> Records provided:

** start **

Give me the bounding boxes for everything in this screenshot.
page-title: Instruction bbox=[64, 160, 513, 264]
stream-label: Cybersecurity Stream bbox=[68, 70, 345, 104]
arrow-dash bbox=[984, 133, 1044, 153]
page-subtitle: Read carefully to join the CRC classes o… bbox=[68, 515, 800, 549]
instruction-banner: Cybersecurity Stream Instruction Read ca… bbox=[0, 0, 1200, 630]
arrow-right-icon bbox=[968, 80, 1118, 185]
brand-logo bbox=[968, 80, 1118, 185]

** end **
** start **

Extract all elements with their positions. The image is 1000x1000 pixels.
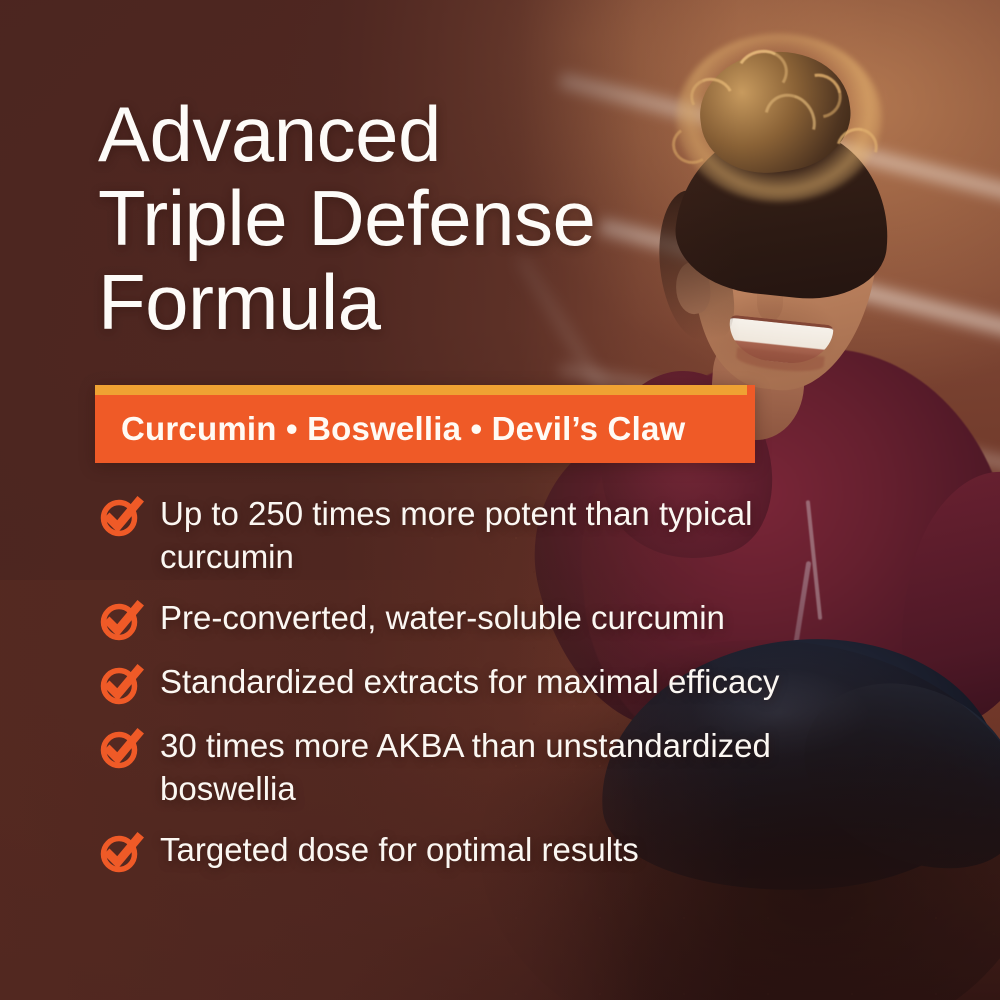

** end **

Copy out the listing lines from the one containing "Give me the" to the one containing "page-subtitle: Read carefully", including both of those lines.

> Output of the exercise:
Give me the bounding boxes for everything in this screenshot.
page-title: Instruction bbox=[64, 160, 513, 264]
stream-label: Cybersecurity Stream bbox=[68, 70, 345, 104]
arrow-dash bbox=[984, 133, 1044, 153]
page-subtitle: Read carefully to join the CRC classes o… bbox=[68, 515, 800, 549]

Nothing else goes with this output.